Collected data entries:
◇ ◇ ◇ ◇

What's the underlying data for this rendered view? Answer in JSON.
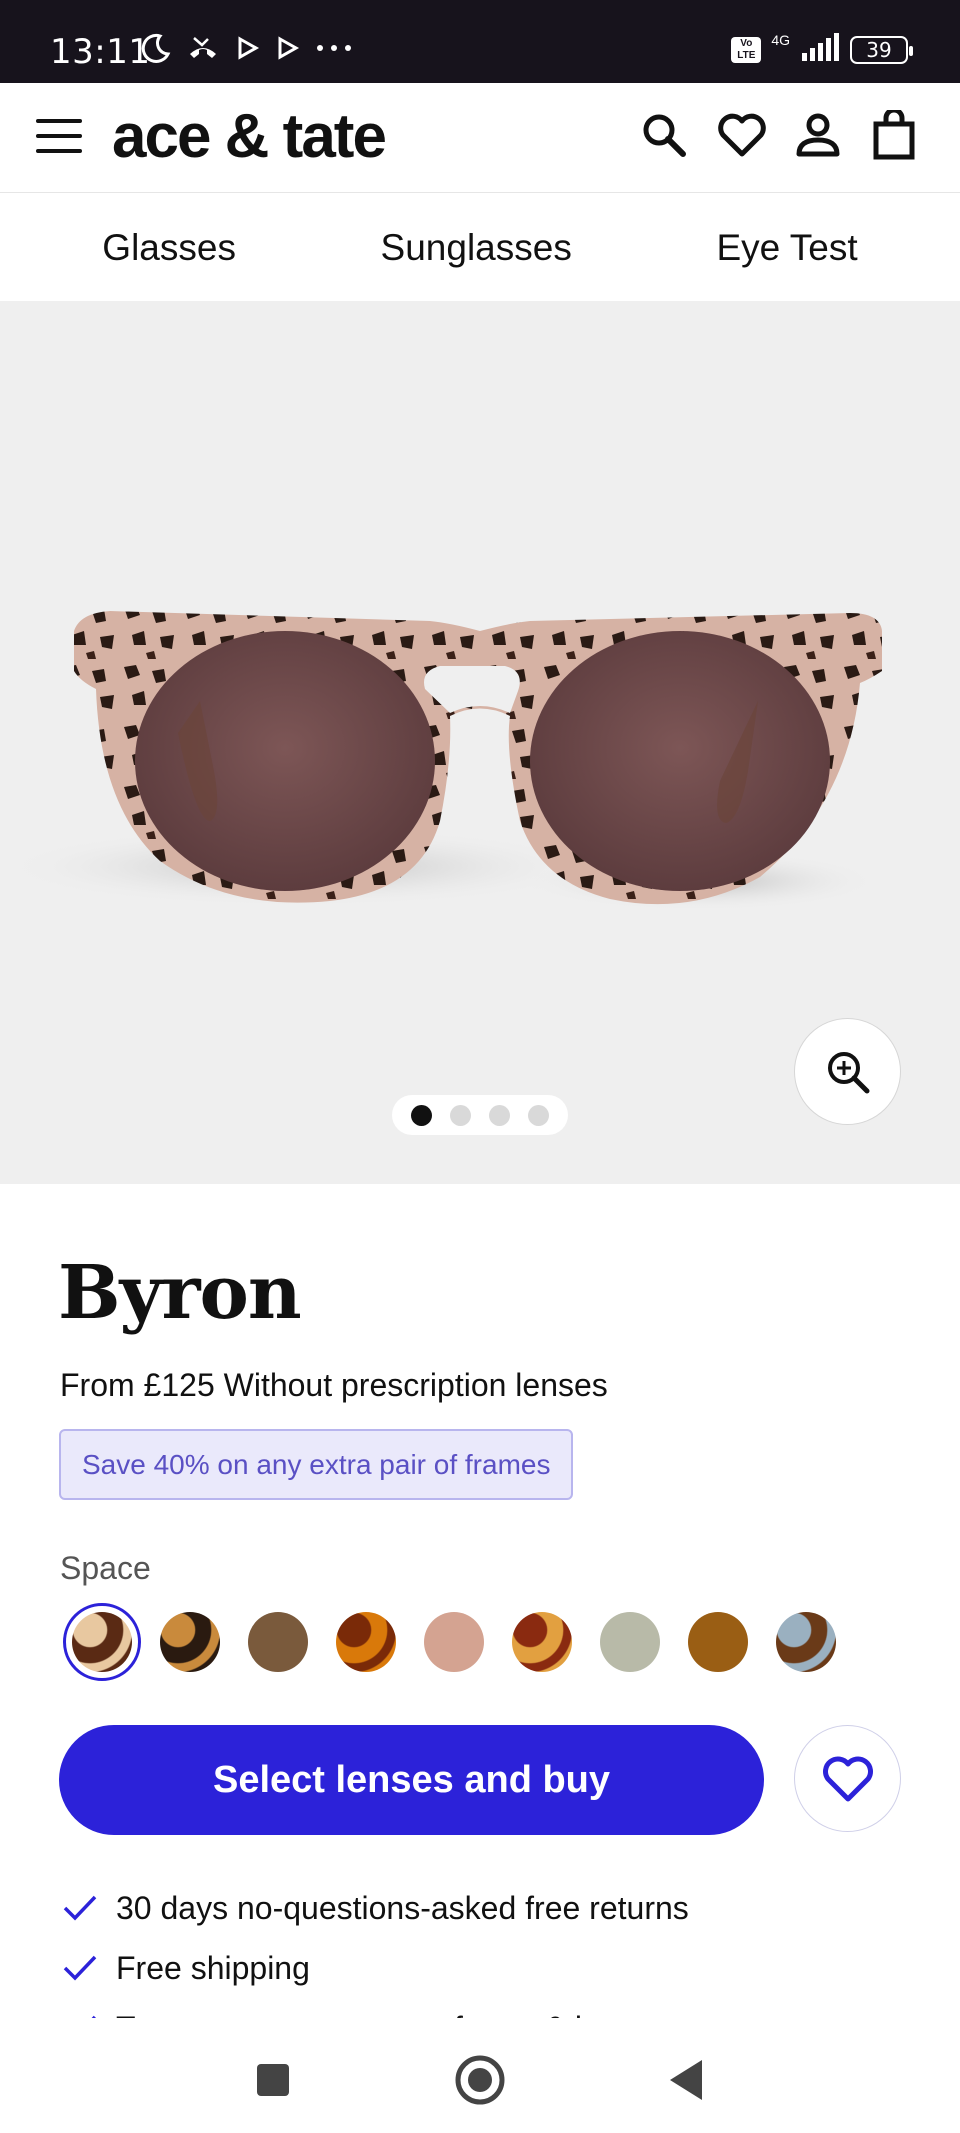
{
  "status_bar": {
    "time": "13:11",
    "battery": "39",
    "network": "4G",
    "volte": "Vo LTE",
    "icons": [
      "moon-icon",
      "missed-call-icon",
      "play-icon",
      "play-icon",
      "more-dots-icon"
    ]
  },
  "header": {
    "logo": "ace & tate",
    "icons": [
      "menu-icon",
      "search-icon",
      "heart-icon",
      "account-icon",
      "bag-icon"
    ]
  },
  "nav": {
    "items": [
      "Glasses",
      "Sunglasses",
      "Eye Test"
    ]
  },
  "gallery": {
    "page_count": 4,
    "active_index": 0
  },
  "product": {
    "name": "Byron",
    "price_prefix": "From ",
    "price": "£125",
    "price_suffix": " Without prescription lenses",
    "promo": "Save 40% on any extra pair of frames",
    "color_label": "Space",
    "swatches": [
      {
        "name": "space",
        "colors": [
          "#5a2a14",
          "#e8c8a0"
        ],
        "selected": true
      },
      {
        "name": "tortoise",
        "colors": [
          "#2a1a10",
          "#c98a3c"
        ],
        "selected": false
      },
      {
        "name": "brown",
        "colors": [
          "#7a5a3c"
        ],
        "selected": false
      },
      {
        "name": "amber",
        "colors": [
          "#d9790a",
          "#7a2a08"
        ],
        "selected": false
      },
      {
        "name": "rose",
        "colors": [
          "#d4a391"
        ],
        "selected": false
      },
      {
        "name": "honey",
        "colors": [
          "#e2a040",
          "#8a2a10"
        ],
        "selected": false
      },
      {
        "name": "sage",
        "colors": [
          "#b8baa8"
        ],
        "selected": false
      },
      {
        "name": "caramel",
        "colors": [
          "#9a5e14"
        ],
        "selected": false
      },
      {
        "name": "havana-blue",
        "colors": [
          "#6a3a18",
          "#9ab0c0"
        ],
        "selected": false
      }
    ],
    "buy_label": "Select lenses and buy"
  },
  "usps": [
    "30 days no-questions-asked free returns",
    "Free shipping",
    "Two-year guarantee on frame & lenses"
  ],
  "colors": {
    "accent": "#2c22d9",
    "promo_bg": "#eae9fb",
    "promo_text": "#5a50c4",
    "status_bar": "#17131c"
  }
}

◇ ◇ ◇ ◇

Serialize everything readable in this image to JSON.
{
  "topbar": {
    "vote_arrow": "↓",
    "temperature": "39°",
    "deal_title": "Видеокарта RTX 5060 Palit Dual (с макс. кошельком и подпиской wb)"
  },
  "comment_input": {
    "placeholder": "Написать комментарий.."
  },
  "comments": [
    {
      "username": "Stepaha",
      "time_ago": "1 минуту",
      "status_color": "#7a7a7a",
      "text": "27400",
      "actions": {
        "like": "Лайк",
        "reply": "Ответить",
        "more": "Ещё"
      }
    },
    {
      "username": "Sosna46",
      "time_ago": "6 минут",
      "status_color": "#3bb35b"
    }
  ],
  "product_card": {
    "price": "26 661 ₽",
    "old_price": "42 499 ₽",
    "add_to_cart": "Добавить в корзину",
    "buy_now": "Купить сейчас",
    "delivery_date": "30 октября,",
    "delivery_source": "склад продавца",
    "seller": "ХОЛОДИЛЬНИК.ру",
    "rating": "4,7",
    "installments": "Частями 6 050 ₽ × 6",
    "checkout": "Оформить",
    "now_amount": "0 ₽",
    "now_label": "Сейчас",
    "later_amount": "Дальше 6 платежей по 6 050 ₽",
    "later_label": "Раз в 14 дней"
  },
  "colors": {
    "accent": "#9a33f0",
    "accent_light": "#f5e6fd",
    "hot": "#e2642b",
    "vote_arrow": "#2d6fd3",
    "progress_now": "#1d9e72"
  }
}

◇ ◇ ◇ ◇

Stated goal: Extract, from the material above, each line holding the word "username".

Result:
      "username": "Stepaha",
      "username": "Sosna46",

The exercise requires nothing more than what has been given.